Gather up the lines that contain "mrad".
┌─ Task input
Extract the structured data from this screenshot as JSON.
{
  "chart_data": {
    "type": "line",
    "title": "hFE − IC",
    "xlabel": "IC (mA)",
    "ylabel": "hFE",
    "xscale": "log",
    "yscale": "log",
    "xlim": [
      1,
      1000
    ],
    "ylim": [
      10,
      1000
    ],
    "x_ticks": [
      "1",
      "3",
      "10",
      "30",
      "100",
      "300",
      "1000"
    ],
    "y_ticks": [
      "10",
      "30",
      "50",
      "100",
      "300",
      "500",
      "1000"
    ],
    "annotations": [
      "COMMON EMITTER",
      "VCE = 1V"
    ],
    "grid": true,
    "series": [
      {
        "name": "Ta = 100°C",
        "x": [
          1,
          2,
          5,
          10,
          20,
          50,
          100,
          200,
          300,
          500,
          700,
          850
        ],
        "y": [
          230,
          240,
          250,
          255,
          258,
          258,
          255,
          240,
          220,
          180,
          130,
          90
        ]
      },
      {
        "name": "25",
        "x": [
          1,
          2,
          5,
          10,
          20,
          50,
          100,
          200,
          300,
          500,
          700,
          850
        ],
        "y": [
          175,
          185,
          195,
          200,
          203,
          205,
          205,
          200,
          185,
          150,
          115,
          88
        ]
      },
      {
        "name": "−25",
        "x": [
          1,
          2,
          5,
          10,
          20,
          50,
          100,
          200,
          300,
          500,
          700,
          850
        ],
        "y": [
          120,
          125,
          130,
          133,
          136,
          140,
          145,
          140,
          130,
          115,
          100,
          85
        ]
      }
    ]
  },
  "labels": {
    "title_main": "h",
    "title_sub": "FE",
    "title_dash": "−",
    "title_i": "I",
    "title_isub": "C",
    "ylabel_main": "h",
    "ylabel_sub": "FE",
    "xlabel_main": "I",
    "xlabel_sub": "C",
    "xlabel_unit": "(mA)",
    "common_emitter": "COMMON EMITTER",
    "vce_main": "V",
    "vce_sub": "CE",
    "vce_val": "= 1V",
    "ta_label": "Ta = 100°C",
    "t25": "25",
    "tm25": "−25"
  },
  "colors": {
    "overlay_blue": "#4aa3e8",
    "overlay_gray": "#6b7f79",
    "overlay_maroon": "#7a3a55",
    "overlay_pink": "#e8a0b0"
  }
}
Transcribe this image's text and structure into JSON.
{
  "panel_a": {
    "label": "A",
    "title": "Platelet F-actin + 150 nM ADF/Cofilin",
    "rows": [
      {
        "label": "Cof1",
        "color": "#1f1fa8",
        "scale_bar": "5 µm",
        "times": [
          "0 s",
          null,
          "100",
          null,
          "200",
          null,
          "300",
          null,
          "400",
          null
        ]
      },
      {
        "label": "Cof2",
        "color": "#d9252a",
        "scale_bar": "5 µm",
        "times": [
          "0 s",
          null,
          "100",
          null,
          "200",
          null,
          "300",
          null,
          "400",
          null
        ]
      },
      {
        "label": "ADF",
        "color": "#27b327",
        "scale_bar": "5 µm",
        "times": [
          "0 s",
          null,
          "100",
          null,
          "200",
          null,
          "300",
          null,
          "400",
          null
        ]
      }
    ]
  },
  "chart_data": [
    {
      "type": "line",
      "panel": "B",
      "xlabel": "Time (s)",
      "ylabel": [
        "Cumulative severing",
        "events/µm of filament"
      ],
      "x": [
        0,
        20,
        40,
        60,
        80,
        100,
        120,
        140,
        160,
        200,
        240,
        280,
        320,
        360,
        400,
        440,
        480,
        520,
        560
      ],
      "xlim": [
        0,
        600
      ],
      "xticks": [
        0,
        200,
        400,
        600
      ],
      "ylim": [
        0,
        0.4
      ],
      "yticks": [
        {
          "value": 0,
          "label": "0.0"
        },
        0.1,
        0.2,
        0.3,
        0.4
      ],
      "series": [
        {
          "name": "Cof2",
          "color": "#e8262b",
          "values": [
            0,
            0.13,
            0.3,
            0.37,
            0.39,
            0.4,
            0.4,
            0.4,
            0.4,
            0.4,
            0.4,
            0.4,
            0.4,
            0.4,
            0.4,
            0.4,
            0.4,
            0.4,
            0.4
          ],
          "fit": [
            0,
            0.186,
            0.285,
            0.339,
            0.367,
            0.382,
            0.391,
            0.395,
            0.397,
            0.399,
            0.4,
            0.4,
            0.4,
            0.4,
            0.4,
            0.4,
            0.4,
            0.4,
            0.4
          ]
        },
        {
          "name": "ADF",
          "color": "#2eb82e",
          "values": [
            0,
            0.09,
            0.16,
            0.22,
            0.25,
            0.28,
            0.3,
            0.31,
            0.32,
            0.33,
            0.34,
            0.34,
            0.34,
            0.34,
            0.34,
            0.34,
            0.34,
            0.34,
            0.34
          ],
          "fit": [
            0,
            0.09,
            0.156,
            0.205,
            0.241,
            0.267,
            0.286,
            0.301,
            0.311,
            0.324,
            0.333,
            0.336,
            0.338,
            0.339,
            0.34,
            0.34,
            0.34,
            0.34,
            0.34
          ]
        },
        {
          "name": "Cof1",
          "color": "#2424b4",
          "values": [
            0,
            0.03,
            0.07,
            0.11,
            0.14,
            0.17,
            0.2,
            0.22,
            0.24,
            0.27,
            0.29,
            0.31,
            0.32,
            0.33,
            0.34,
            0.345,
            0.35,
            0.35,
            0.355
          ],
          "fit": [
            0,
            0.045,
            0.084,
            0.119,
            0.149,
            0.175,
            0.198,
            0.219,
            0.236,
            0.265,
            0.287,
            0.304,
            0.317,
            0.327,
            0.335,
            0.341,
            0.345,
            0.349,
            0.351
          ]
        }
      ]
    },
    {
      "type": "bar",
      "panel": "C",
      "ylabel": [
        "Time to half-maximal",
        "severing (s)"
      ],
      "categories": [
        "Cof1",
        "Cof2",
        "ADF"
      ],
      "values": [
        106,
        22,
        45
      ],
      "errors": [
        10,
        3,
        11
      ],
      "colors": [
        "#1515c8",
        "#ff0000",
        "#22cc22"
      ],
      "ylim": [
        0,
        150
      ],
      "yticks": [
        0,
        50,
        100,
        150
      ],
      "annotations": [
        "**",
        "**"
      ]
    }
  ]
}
└─
┌─ Task input
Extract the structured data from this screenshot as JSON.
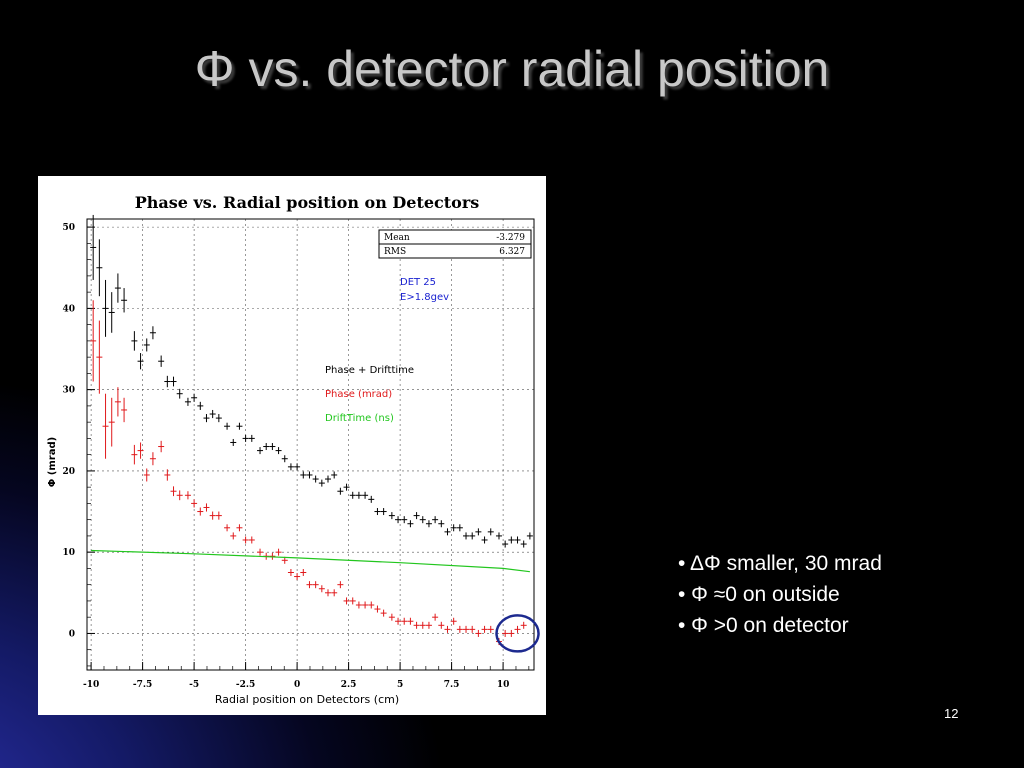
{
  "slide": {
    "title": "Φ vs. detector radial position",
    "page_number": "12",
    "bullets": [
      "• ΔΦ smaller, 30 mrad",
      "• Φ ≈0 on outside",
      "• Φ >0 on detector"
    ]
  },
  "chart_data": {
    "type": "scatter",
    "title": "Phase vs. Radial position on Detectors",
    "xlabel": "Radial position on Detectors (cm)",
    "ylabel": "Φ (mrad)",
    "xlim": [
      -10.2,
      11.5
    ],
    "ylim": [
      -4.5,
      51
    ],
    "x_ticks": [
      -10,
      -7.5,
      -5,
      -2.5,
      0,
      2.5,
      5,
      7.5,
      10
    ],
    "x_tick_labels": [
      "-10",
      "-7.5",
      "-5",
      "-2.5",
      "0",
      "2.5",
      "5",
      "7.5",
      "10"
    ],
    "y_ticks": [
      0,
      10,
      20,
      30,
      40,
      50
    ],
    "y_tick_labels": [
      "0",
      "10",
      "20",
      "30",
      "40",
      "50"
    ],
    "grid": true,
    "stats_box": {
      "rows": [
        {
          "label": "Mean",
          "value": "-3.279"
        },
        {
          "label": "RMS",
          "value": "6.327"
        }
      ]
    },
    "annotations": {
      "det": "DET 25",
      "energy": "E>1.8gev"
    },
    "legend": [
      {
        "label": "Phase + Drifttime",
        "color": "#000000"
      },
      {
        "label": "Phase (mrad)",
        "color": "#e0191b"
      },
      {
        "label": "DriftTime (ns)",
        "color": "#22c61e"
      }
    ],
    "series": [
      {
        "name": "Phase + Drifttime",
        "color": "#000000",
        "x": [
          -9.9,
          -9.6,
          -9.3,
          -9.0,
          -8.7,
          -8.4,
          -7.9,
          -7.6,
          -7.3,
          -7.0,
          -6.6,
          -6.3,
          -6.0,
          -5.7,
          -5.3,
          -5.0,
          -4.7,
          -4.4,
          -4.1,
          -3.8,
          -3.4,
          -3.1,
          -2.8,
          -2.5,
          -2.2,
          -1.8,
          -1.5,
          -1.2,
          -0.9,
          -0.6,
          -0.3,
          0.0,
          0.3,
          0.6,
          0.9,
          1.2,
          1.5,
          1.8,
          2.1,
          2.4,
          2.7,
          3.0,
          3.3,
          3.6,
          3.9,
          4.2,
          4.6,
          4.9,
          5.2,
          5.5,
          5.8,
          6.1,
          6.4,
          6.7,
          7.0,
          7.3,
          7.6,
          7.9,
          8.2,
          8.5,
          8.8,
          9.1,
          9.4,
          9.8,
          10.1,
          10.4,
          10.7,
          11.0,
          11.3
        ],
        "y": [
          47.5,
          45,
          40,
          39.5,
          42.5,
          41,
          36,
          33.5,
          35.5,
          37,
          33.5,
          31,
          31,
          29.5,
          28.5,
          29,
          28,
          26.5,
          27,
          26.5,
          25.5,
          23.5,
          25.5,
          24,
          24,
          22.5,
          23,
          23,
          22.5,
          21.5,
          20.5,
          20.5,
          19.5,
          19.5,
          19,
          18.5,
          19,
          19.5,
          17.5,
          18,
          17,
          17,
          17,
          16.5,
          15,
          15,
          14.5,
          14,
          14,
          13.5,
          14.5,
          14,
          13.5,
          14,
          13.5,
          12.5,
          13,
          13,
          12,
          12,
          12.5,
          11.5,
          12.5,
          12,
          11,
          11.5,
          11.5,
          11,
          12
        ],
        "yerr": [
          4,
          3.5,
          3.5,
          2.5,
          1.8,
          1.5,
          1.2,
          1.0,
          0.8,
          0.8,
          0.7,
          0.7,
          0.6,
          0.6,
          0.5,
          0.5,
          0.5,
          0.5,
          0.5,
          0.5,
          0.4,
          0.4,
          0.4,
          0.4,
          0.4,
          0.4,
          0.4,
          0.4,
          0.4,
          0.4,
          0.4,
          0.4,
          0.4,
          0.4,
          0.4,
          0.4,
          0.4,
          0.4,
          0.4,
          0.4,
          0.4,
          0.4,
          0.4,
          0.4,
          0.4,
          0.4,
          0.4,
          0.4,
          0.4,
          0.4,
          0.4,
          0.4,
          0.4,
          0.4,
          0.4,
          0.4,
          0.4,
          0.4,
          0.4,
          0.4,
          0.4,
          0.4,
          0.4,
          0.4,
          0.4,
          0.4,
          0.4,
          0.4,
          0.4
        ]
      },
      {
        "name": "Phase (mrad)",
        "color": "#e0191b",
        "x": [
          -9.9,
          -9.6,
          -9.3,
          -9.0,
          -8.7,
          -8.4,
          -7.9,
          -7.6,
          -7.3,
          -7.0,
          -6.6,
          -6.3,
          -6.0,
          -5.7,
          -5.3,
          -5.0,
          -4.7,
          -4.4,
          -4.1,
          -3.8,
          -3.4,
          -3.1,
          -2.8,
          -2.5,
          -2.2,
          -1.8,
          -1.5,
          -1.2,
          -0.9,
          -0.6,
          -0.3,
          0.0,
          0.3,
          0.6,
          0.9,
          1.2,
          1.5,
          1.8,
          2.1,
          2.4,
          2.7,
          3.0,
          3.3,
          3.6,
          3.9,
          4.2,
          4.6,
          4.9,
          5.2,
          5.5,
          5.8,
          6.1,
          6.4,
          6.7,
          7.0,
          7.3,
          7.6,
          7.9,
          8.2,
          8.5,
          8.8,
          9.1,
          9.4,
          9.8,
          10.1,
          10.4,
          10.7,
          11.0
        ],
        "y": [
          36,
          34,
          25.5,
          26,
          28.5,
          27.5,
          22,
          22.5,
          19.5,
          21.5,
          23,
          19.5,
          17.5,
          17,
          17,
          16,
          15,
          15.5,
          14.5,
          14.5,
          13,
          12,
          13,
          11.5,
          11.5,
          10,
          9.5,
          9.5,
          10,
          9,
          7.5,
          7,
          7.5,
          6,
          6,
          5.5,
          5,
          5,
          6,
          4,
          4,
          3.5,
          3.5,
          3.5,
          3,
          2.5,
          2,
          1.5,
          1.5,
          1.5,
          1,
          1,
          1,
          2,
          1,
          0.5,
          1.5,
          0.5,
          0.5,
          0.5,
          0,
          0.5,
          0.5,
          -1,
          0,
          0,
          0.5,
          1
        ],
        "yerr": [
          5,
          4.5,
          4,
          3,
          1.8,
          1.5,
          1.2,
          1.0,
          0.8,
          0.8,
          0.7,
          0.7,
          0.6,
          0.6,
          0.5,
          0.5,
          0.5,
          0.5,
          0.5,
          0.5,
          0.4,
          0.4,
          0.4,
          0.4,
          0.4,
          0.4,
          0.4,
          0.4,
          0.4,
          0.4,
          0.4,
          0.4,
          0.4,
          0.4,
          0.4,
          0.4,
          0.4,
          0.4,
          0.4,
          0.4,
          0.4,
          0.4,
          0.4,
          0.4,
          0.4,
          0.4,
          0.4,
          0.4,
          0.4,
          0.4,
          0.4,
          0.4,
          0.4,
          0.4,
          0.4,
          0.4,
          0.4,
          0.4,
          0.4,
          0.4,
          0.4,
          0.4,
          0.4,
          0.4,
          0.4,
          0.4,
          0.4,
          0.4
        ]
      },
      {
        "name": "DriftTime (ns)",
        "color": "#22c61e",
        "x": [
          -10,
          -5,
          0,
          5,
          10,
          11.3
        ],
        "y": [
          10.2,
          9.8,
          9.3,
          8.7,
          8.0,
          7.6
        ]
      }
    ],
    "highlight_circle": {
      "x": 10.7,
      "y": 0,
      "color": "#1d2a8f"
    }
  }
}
└─
The answer:
      "• ΔΦ smaller, 30 mrad",
    "ylabel": "Φ (mrad)",
        "label": "Phase (mrad)",
        "name": "Phase (mrad)",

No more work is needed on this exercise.